Leave out the images and repeat the listing below without a single change.

--- Begin ---

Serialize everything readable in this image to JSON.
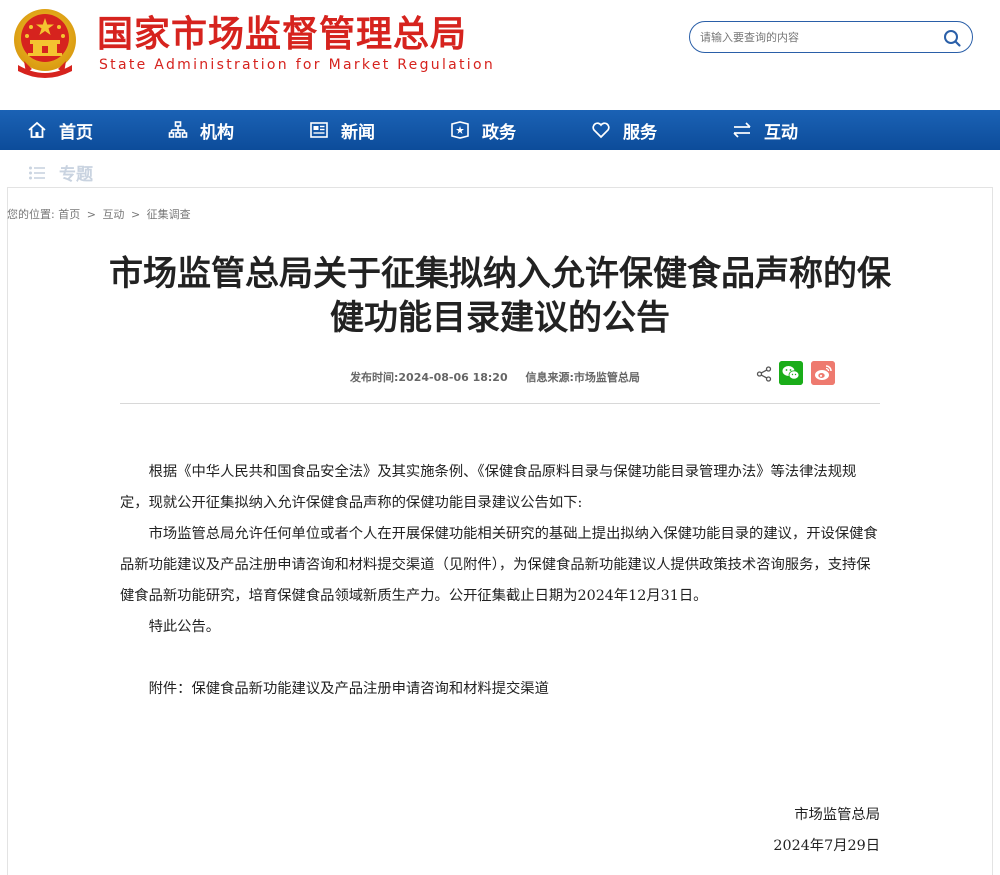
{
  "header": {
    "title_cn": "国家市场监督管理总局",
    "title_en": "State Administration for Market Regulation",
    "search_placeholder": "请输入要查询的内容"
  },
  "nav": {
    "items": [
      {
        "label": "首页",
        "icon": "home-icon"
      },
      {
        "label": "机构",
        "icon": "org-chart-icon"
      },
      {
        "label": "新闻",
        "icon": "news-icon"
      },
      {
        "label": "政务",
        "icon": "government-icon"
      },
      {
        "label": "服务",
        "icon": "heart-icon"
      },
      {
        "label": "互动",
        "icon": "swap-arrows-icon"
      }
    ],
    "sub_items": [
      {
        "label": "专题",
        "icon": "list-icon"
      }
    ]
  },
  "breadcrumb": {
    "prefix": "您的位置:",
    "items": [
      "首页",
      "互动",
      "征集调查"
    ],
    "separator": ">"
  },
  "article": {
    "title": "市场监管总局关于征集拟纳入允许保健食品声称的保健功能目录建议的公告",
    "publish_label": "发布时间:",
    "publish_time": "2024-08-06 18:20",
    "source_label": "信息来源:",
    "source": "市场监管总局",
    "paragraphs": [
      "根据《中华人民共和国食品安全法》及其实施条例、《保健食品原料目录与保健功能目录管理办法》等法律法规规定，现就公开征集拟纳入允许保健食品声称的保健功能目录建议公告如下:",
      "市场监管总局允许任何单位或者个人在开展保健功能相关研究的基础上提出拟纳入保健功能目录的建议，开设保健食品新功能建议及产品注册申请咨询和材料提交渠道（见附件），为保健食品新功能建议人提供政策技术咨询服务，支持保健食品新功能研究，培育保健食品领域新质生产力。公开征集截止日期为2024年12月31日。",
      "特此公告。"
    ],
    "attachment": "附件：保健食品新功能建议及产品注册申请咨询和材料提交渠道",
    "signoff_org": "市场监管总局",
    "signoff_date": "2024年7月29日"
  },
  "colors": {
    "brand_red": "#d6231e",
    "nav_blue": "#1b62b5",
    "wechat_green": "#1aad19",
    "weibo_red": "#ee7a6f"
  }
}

--- End ---

Worked solution
Serialize everything readable in this image to JSON.
{
  "header": {
    "title_cn": "国家市场监督管理总局",
    "title_en": "State Administration for Market Regulation",
    "search_placeholder": "请输入要查询的内容"
  },
  "nav": {
    "items": [
      {
        "label": "首页",
        "icon": "home-icon"
      },
      {
        "label": "机构",
        "icon": "org-chart-icon"
      },
      {
        "label": "新闻",
        "icon": "news-icon"
      },
      {
        "label": "政务",
        "icon": "government-icon"
      },
      {
        "label": "服务",
        "icon": "heart-icon"
      },
      {
        "label": "互动",
        "icon": "swap-arrows-icon"
      }
    ],
    "sub_items": [
      {
        "label": "专题",
        "icon": "list-icon"
      }
    ]
  },
  "breadcrumb": {
    "prefix": "您的位置:",
    "items": [
      "首页",
      "互动",
      "征集调查"
    ],
    "separator": ">"
  },
  "article": {
    "title": "市场监管总局关于征集拟纳入允许保健食品声称的保健功能目录建议的公告",
    "publish_label": "发布时间:",
    "publish_time": "2024-08-06 18:20",
    "source_label": "信息来源:",
    "source": "市场监管总局",
    "paragraphs": [
      "根据《中华人民共和国食品安全法》及其实施条例、《保健食品原料目录与保健功能目录管理办法》等法律法规规定，现就公开征集拟纳入允许保健食品声称的保健功能目录建议公告如下:",
      "市场监管总局允许任何单位或者个人在开展保健功能相关研究的基础上提出拟纳入保健功能目录的建议，开设保健食品新功能建议及产品注册申请咨询和材料提交渠道（见附件），为保健食品新功能建议人提供政策技术咨询服务，支持保健食品新功能研究，培育保健食品领域新质生产力。公开征集截止日期为2024年12月31日。",
      "特此公告。"
    ],
    "attachment": "附件：保健食品新功能建议及产品注册申请咨询和材料提交渠道",
    "signoff_org": "市场监管总局",
    "signoff_date": "2024年7月29日"
  },
  "colors": {
    "brand_red": "#d6231e",
    "nav_blue": "#1b62b5",
    "wechat_green": "#1aad19",
    "weibo_red": "#ee7a6f"
  }
}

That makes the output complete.